- _What you will do_: Please write out the full listing beneath this line exactly, skipping its images.
##### Data records
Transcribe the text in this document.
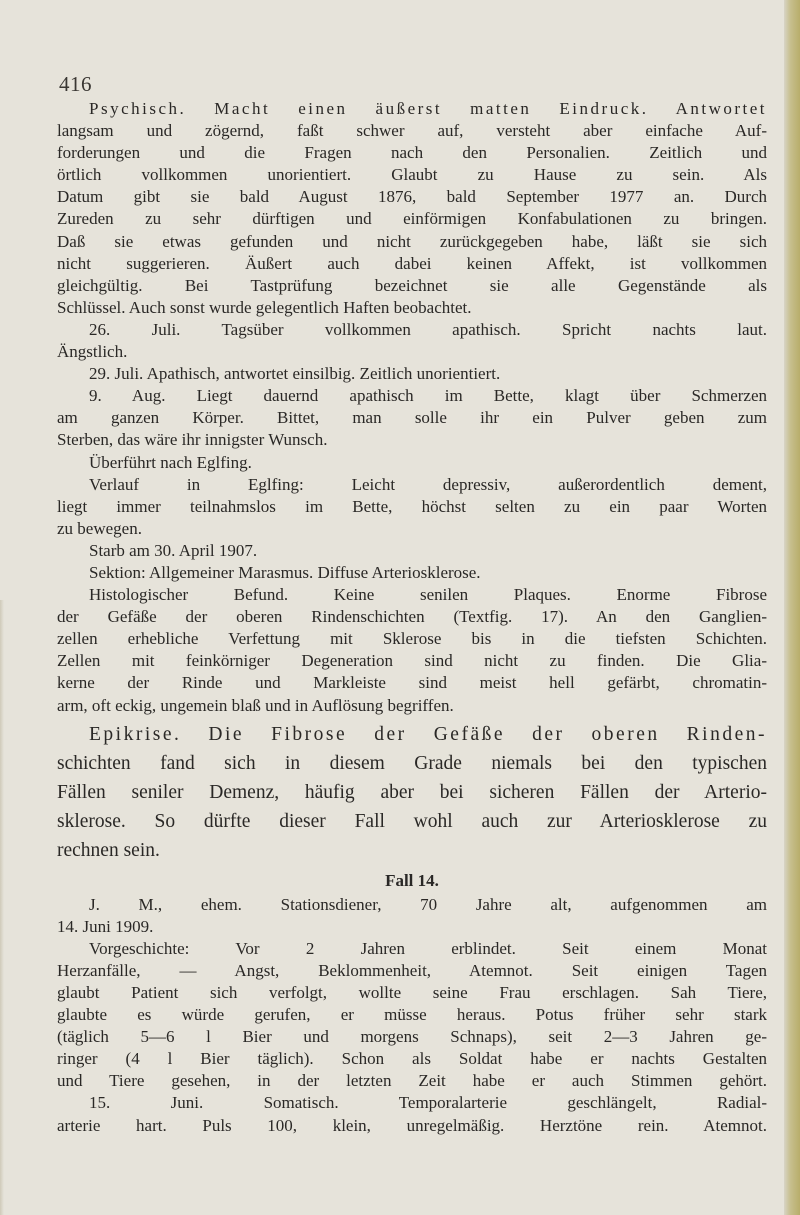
416
Psychisch. Macht einen äußerst matten Eindruck. Antwortet
langsam und zögernd, faßt schwer auf, versteht aber einfache Auf-
forderungen und die Fragen nach den Personalien. Zeitlich und
örtlich vollkommen unorientiert. Glaubt zu Hause zu sein. Als
Datum gibt sie bald August 1876, bald September 1977 an. Durch
Zureden zu sehr dürftigen und einförmigen Konfabulationen zu bringen.
Daß sie etwas gefunden und nicht zurückgegeben habe, läßt sie sich
nicht suggerieren. Äußert auch dabei keinen Affekt, ist vollkommen
gleichgültig. Bei Tastprüfung bezeichnet sie alle Gegenstände als
Schlüssel. Auch sonst wurde gelegentlich Haften beobachtet.
26. Juli. Tagsüber vollkommen apathisch. Spricht nachts laut.
Ängstlich.
29. Juli. Apathisch, antwortet einsilbig. Zeitlich unorientiert.
9. Aug. Liegt dauernd apathisch im Bette, klagt über Schmerzen
am ganzen Körper. Bittet, man solle ihr ein Pulver geben zum
Sterben, das wäre ihr innigster Wunsch.
Überführt nach Eglfing.
Verlauf in Eglfing: Leicht depressiv, außerordentlich dement,
liegt immer teilnahmslos im Bette, höchst selten zu ein paar Worten
zu bewegen.
Starb am 30. April 1907.
Sektion: Allgemeiner Marasmus. Diffuse Arteriosklerose.
Histologischer Befund. Keine senilen Plaques. Enorme Fibrose
der Gefäße der oberen Rindenschichten (Textfig. 17). An den Ganglien-
zellen erhebliche Verfettung mit Sklerose bis in die tiefsten Schichten.
Zellen mit feinkörniger Degeneration sind nicht zu finden. Die Glia-
kerne der Rinde und Markleiste sind meist hell gefärbt, chromatin-
arm, oft eckig, ungemein blaß und in Auflösung begriffen.
Epikrise. Die Fibrose der Gefäße der oberen Rinden-
schichten fand sich in diesem Grade niemals bei den typischen
Fällen seniler Demenz, häufig aber bei sicheren Fällen der Arterio-
sklerose. So dürfte dieser Fall wohl auch zur Arteriosklerose zu
rechnen sein.
Fall 14.
J. M., ehem. Stationsdiener, 70 Jahre alt, aufgenommen am
14. Juni 1909.
Vorgeschichte: Vor 2 Jahren erblindet. Seit einem Monat
Herzanfälle, — Angst, Beklommenheit, Atemnot. Seit einigen Tagen
glaubt Patient sich verfolgt, wollte seine Frau erschlagen. Sah Tiere,
glaubte es würde gerufen, er müsse heraus. Potus früher sehr stark
(täglich 5—6 l Bier und morgens Schnaps), seit 2—3 Jahren ge-
ringer (4 l Bier täglich). Schon als Soldat habe er nachts Gestalten
und Tiere gesehen, in der letzten Zeit habe er auch Stimmen gehört.
15. Juni. Somatisch. Temporalarterie geschlängelt, Radial-
arterie hart. Puls 100, klein, unregelmäßig. Herztöne rein. Atemnot.
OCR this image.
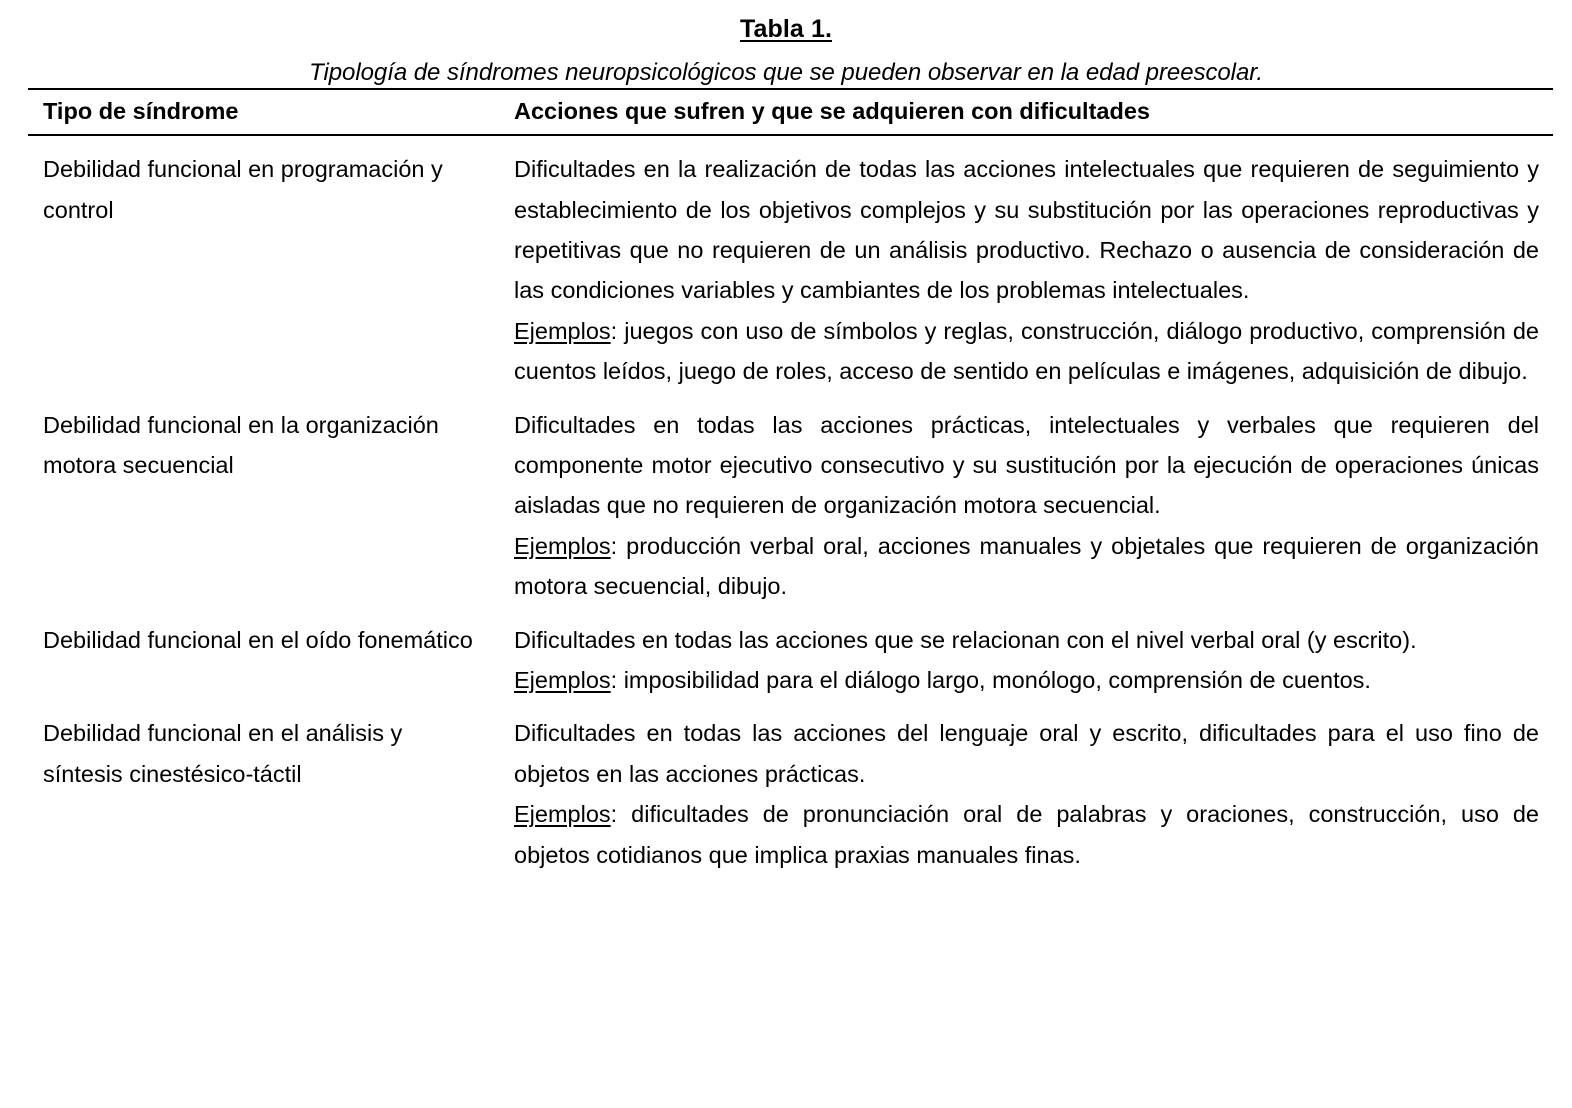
Tabla 1.
Tipología de síndromes neuropsicológicos que se pueden observar en la edad preescolar.
Tipo de síndrome	Acciones que sufren y que se adquieren con dificultades

Debilidad funcional en programación y control	Dificultades en la realización de todas las acciones intelectuales que requieren de seguimiento y establecimiento de los objetivos complejos y su substitución por las operaciones reproductivas y repetitivas que no requieren de un análisis productivo. Rechazo o ausencia de consideración de las condiciones variables y cambiantes de los problemas intelectuales.

Ejemplos: juegos con uso de símbolos y reglas, construcción, diálogo productivo, comprensión de cuentos leídos, juego de roles, acceso de sentido en películas e imágenes, adquisición de dibujo.

Debilidad funcional en la organización motora secuencial	Dificultades en todas las acciones prácticas, intelectuales y verbales que requieren del componente motor ejecutivo consecutivo y su sustitución por la ejecución de operaciones únicas aisladas que no requieren de organización motora secuencial.

Ejemplos: producción verbal oral, acciones manuales y objetales que requieren de organización motora secuencial, dibujo.

Debilidad funcional en el oído fonemático	Dificultades en todas las acciones que se relacionan con el nivel verbal oral (y escrito).

Ejemplos: imposibilidad para el diálogo largo, monólogo, comprensión de cuentos.

Debilidad funcional en el análisis y síntesis cinestésico-táctil	Dificultades en todas las acciones del lenguaje oral y escrito, dificultades para el uso fino de objetos en las acciones prácticas.

Ejemplos: dificultades de pronunciación oral de palabras y oraciones, construcción, uso de objetos cotidianos que implica praxias manuales finas.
##########
- _Solution for this task_:
Transcribe the text in this document.
416
Psychisch. Macht einen äußerst matten Eindruck. Antwortet
langsam und zögernd, faßt schwer auf, versteht aber einfache Auf-
forderungen und die Fragen nach den Personalien. Zeitlich und
örtlich vollkommen unorientiert. Glaubt zu Hause zu sein. Als
Datum gibt sie bald August 1876, bald September 1977 an. Durch
Zureden zu sehr dürftigen und einförmigen Konfabulationen zu bringen.
Daß sie etwas gefunden und nicht zurückgegeben habe, läßt sie sich
nicht suggerieren. Äußert auch dabei keinen Affekt, ist vollkommen
gleichgültig. Bei Tastprüfung bezeichnet sie alle Gegenstände als
Schlüssel. Auch sonst wurde gelegentlich Haften beobachtet.
26. Juli. Tagsüber vollkommen apathisch. Spricht nachts laut.
Ängstlich.
29. Juli. Apathisch, antwortet einsilbig. Zeitlich unorientiert.
9. Aug. Liegt dauernd apathisch im Bette, klagt über Schmerzen
am ganzen Körper. Bittet, man solle ihr ein Pulver geben zum
Sterben, das wäre ihr innigster Wunsch.
Überführt nach Eglfing.
Verlauf in Eglfing: Leicht depressiv, außerordentlich dement,
liegt immer teilnahmslos im Bette, höchst selten zu ein paar Worten
zu bewegen.
Starb am 30. April 1907.
Sektion: Allgemeiner Marasmus. Diffuse Arteriosklerose.
Histologischer Befund. Keine senilen Plaques. Enorme Fibrose
der Gefäße der oberen Rindenschichten (Textfig. 17). An den Ganglien-
zellen erhebliche Verfettung mit Sklerose bis in die tiefsten Schichten.
Zellen mit feinkörniger Degeneration sind nicht zu finden. Die Glia-
kerne der Rinde und Markleiste sind meist hell gefärbt, chromatin-
arm, oft eckig, ungemein blaß und in Auflösung begriffen.
Epikrise. Die Fibrose der Gefäße der oberen Rinden-
schichten fand sich in diesem Grade niemals bei den typischen
Fällen seniler Demenz, häufig aber bei sicheren Fällen der Arterio-
sklerose. So dürfte dieser Fall wohl auch zur Arteriosklerose zu
rechnen sein.
Fall 14.
J. M., ehem. Stationsdiener, 70 Jahre alt, aufgenommen am
14. Juni 1909.
Vorgeschichte: Vor 2 Jahren erblindet. Seit einem Monat
Herzanfälle, — Angst, Beklommenheit, Atemnot. Seit einigen Tagen
glaubt Patient sich verfolgt, wollte seine Frau erschlagen. Sah Tiere,
glaubte es würde gerufen, er müsse heraus. Potus früher sehr stark
(täglich 5—6 l Bier und morgens Schnaps), seit 2—3 Jahren ge-
ringer (4 l Bier täglich). Schon als Soldat habe er nachts Gestalten
und Tiere gesehen, in der letzten Zeit habe er auch Stimmen gehört.
15. Juni. Somatisch. Temporalarterie geschlängelt, Radial-
arterie hart. Puls 100, klein, unregelmäßig. Herztöne rein. Atemnot.
OCR this image.
Tabla 1.
Tipología de síndromes neuropsicológicos que se pueden observar en la edad preescolar.
Tipo de síndrome	Acciones que sufren y que se adquieren con dificultades

Debilidad funcional en programación y control	Dificultades en la realización de todas las acciones intelectuales que requieren de seguimiento y establecimiento de los objetivos complejos y su substitución por las operaciones reproductivas y repetitivas que no requieren de un análisis productivo. Rechazo o ausencia de consideración de las condiciones variables y cambiantes de los problemas intelectuales.

Ejemplos: juegos con uso de símbolos y reglas, construcción, diálogo productivo, comprensión de cuentos leídos, juego de roles, acceso de sentido en películas e imágenes, adquisición de dibujo.

Debilidad funcional en la organización motora secuencial	Dificultades en todas las acciones prácticas, intelectuales y verbales que requieren del componente motor ejecutivo consecutivo y su sustitución por la ejecución de operaciones únicas aisladas que no requieren de organización motora secuencial.

Ejemplos: producción verbal oral, acciones manuales y objetales que requieren de organización motora secuencial, dibujo.

Debilidad funcional en el oído fonemático	Dificultades en todas las acciones que se relacionan con el nivel verbal oral (y escrito).

Ejemplos: imposibilidad para el diálogo largo, monólogo, comprensión de cuentos.

Debilidad funcional en el análisis y síntesis cinestésico-táctil	Dificultades en todas las acciones del lenguaje oral y escrito, dificultades para el uso fino de objetos en las acciones prácticas.

Ejemplos: dificultades de pronunciación oral de palabras y oraciones, construcción, uso de objetos cotidianos que implica praxias manuales finas.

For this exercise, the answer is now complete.